*LISTED RECORDS*
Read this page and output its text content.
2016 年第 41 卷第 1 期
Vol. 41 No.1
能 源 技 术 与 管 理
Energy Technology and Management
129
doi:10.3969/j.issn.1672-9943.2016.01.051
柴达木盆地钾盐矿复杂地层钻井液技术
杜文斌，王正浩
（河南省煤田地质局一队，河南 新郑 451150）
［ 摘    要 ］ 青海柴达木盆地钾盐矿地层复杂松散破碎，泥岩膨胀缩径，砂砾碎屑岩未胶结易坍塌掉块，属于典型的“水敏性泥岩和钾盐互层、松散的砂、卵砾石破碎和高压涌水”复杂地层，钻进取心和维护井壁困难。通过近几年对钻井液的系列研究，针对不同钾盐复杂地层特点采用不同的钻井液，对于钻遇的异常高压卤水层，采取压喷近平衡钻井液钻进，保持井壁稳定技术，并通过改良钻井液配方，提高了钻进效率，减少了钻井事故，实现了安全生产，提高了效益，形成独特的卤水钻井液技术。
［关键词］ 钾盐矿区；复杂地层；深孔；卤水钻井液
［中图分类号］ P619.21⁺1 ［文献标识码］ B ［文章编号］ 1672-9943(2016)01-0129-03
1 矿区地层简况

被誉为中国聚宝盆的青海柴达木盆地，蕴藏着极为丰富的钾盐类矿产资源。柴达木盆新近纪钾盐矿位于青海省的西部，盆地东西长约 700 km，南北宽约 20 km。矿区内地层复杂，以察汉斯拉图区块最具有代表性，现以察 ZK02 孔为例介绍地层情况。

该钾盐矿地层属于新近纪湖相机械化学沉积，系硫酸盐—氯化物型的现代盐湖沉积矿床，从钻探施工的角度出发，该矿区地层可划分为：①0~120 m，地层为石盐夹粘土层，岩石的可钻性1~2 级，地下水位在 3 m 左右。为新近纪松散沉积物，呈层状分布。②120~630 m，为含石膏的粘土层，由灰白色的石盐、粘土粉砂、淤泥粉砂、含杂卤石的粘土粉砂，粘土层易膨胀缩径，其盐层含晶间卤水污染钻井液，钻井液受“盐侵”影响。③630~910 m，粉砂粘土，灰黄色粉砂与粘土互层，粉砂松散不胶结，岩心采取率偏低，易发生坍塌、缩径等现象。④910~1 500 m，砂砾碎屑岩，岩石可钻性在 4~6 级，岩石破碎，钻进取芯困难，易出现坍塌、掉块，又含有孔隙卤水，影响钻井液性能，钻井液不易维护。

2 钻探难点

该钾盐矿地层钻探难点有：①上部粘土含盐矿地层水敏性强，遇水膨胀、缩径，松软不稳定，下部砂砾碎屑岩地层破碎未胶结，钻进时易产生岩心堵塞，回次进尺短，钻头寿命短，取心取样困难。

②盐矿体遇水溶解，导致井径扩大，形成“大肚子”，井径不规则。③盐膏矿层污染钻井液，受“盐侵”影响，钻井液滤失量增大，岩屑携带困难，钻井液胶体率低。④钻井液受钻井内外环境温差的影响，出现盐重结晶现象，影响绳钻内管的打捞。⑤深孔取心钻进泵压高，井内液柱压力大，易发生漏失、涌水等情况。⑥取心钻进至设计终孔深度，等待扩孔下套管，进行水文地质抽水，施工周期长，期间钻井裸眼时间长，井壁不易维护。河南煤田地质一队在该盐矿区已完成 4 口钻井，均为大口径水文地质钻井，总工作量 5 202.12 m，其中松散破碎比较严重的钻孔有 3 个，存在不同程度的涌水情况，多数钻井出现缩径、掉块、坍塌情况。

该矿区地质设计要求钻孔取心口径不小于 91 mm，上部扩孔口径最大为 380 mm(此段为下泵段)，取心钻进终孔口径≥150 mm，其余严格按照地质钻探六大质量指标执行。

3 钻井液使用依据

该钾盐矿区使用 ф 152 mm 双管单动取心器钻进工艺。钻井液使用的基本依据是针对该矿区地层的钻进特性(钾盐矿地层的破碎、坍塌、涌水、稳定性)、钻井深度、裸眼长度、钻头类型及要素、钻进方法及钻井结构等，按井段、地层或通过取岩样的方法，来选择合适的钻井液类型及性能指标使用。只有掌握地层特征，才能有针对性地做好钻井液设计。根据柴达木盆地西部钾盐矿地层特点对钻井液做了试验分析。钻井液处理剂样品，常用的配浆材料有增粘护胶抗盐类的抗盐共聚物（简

*DIRECTIONS FOR THIS TASK*
Make an exact copy of the records.

*SOLUTION*
Read this page and output its text content.
2016 年第 41 卷第 1 期
Vol. 41 No.1
能 源 技 术 与 管 理
Energy Technology and Management
129
doi:10.3969/j.issn.1672-9943.2016.01.051
柴达木盆地钾盐矿复杂地层钻井液技术
杜文斌，王正浩
（河南省煤田地质局一队，河南 新郑 451150）
［ 摘    要 ］ 青海柴达木盆地钾盐矿地层复杂松散破碎，泥岩膨胀缩径，砂砾碎屑岩未胶结易坍塌掉块，属于典型的“水敏性泥岩和钾盐互层、松散的砂、卵砾石破碎和高压涌水”复杂地层，钻进取心和维护井壁困难。通过近几年对钻井液的系列研究，针对不同钾盐复杂地层特点采用不同的钻井液，对于钻遇的异常高压卤水层，采取压喷近平衡钻井液钻进，保持井壁稳定技术，并通过改良钻井液配方，提高了钻进效率，减少了钻井事故，实现了安全生产，提高了效益，形成独特的卤水钻井液技术。
［关键词］ 钾盐矿区；复杂地层；深孔；卤水钻井液
［中图分类号］ P619.21⁺1 ［文献标识码］ B ［文章编号］ 1672-9943(2016)01-0129-03
1 矿区地层简况

被誉为中国聚宝盆的青海柴达木盆地，蕴藏着极为丰富的钾盐类矿产资源。柴达木盆新近纪钾盐矿位于青海省的西部，盆地东西长约 700 km，南北宽约 20 km。矿区内地层复杂，以察汉斯拉图区块最具有代表性，现以察 ZK02 孔为例介绍地层情况。

该钾盐矿地层属于新近纪湖相机械化学沉积，系硫酸盐—氯化物型的现代盐湖沉积矿床，从钻探施工的角度出发，该矿区地层可划分为：①0~120 m，地层为石盐夹粘土层，岩石的可钻性1~2 级，地下水位在 3 m 左右。为新近纪松散沉积物，呈层状分布。②120~630 m，为含石膏的粘土层，由灰白色的石盐、粘土粉砂、淤泥粉砂、含杂卤石的粘土粉砂，粘土层易膨胀缩径，其盐层含晶间卤水污染钻井液，钻井液受“盐侵”影响。③630~910 m，粉砂粘土，灰黄色粉砂与粘土互层，粉砂松散不胶结，岩心采取率偏低，易发生坍塌、缩径等现象。④910~1 500 m，砂砾碎屑岩，岩石可钻性在 4~6 级，岩石破碎，钻进取芯困难，易出现坍塌、掉块，又含有孔隙卤水，影响钻井液性能，钻井液不易维护。

2 钻探难点

该钾盐矿地层钻探难点有：①上部粘土含盐矿地层水敏性强，遇水膨胀、缩径，松软不稳定，下部砂砾碎屑岩地层破碎未胶结，钻进时易产生岩心堵塞，回次进尺短，钻头寿命短，取心取样困难。

②盐矿体遇水溶解，导致井径扩大，形成“大肚子”，井径不规则。③盐膏矿层污染钻井液，受“盐侵”影响，钻井液滤失量增大，岩屑携带困难，钻井液胶体率低。④钻井液受钻井内外环境温差的影响，出现盐重结晶现象，影响绳钻内管的打捞。⑤深孔取心钻进泵压高，井内液柱压力大，易发生漏失、涌水等情况。⑥取心钻进至设计终孔深度，等待扩孔下套管，进行水文地质抽水，施工周期长，期间钻井裸眼时间长，井壁不易维护。河南煤田地质一队在该盐矿区已完成 4 口钻井，均为大口径水文地质钻井，总工作量 5 202.12 m，其中松散破碎比较严重的钻孔有 3 个，存在不同程度的涌水情况，多数钻井出现缩径、掉块、坍塌情况。

该矿区地质设计要求钻孔取心口径不小于 91 mm，上部扩孔口径最大为 380 mm(此段为下泵段)，取心钻进终孔口径≥150 mm，其余严格按照地质钻探六大质量指标执行。

3 钻井液使用依据

该钾盐矿区使用 ф 152 mm 双管单动取心器钻进工艺。钻井液使用的基本依据是针对该矿区地层的钻进特性(钾盐矿地层的破碎、坍塌、涌水、稳定性)、钻井深度、裸眼长度、钻头类型及要素、钻进方法及钻井结构等，按井段、地层或通过取岩样的方法，来选择合适的钻井液类型及性能指标使用。只有掌握地层特征，才能有针对性地做好钻井液设计。根据柴达木盆地西部钾盐矿地层特点对钻井液做了试验分析。钻井液处理剂样品，常用的配浆材料有增粘护胶抗盐类的抗盐共聚物（简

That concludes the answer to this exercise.